TASK PROMPT: Give the number of lines holding the string "this", and nothing else.

DATASET RECORDS:
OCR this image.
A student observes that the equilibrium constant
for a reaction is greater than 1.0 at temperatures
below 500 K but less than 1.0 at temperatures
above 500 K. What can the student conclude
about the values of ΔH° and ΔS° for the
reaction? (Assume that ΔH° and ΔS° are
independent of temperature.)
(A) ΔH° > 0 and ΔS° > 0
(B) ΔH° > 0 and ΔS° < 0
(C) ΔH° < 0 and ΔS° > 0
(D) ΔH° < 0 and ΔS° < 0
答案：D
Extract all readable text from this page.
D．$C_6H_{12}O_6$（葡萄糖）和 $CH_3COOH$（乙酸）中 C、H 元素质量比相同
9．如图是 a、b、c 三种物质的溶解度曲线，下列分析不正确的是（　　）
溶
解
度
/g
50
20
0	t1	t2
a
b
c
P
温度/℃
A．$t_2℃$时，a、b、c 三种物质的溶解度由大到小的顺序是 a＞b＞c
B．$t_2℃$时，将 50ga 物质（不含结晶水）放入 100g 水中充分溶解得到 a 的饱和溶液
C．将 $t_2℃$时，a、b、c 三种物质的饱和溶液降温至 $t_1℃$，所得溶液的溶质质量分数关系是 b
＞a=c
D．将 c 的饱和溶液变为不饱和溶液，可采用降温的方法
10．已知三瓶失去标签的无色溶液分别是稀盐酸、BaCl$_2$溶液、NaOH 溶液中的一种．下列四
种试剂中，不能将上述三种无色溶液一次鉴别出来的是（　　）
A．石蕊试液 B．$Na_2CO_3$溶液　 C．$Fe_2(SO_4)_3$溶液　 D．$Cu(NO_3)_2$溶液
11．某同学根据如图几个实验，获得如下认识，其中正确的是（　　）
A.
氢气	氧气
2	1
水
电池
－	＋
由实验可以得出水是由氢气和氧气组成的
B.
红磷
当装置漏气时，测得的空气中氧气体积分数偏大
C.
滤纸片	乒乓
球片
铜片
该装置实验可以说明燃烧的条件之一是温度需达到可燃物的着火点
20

TASK OUTPUT: 2